Return, character for character, the lines of the listing from its first line through the line containing "280, 394, 315]", both included. Return only those lines.
— BEGIN —
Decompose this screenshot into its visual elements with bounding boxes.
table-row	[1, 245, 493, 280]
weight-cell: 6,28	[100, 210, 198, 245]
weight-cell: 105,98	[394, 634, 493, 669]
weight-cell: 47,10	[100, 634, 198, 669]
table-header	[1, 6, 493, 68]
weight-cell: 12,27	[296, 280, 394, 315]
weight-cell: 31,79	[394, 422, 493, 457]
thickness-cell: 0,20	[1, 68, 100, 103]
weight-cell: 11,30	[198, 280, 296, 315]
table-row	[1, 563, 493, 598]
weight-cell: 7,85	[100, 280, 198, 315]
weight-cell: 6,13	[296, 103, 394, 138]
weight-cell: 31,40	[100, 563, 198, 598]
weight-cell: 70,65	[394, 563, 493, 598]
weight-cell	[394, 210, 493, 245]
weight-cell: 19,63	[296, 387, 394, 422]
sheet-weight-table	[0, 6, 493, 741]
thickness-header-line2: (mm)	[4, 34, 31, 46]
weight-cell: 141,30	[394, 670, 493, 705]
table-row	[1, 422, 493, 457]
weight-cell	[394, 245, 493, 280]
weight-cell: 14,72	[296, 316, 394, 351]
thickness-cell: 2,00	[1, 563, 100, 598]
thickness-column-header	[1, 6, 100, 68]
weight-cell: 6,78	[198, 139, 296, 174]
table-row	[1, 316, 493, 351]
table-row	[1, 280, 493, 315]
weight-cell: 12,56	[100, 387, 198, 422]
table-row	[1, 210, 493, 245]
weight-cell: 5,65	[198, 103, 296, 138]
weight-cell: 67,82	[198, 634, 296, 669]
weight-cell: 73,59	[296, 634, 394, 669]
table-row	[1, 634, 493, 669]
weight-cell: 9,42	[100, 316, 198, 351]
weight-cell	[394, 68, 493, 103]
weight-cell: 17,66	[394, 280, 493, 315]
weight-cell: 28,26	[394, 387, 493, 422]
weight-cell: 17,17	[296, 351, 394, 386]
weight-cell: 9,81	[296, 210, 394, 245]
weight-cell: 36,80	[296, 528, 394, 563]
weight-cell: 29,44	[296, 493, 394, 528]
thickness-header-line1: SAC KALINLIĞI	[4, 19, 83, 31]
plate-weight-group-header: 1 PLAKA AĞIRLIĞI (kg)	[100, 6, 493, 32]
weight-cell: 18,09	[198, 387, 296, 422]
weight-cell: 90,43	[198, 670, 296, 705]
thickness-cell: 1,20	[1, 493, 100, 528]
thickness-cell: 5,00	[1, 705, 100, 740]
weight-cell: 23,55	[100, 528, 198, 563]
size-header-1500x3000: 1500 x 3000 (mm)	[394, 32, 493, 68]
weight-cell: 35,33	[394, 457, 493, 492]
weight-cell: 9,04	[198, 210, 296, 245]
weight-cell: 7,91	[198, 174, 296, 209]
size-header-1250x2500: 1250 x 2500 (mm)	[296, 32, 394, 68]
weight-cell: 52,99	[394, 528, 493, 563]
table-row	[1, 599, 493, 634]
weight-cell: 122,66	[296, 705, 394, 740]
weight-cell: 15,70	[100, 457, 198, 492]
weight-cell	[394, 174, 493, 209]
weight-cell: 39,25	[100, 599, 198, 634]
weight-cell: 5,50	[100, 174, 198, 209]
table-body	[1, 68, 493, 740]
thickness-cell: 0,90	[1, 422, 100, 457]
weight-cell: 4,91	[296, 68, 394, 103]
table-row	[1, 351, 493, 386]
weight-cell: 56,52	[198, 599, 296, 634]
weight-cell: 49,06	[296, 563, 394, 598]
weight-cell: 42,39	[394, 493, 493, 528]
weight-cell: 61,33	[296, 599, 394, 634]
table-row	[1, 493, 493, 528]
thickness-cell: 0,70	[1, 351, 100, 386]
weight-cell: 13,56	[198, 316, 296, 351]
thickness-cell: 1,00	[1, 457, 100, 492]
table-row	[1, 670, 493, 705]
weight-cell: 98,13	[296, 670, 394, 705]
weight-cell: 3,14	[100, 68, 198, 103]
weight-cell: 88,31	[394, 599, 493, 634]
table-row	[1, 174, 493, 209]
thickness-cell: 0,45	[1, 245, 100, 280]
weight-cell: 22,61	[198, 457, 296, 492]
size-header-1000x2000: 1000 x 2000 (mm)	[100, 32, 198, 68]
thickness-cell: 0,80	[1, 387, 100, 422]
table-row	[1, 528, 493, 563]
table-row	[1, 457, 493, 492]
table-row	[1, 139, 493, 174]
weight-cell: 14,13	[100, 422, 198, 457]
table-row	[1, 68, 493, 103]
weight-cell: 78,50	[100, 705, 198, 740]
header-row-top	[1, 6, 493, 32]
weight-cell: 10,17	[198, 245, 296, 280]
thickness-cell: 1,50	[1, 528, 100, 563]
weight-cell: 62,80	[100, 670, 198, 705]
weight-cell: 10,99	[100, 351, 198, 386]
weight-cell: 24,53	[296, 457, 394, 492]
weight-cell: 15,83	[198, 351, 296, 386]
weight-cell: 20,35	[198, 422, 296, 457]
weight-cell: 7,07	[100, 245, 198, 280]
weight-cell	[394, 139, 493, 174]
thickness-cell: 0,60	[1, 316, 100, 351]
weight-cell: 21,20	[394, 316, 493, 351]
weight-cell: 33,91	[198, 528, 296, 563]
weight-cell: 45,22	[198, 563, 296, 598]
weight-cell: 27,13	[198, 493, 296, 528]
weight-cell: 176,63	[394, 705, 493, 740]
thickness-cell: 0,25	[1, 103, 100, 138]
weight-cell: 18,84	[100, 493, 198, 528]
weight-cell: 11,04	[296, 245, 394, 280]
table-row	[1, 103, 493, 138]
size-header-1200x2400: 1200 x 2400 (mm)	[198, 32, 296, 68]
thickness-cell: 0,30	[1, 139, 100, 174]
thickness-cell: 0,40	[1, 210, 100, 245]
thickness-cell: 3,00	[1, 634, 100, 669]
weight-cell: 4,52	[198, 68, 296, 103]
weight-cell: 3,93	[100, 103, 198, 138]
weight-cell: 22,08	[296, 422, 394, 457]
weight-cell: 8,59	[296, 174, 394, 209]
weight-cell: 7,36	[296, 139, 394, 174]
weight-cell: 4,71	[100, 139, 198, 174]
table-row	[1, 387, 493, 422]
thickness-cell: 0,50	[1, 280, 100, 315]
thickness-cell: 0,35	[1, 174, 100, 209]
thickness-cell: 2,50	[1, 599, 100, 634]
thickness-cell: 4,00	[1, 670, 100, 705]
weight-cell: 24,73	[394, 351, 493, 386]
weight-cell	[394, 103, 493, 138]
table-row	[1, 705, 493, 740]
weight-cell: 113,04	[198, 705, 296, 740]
— END —
Solved exercise →
Decompose this screenshot into its visual elements with bounding boxes.
table-row	[1, 245, 493, 280]
weight-cell: 6,28	[100, 210, 198, 245]
weight-cell: 105,98	[394, 634, 493, 669]
weight-cell: 47,10	[100, 634, 198, 669]
table-header	[1, 6, 493, 68]
weight-cell: 12,27	[296, 280, 394, 315]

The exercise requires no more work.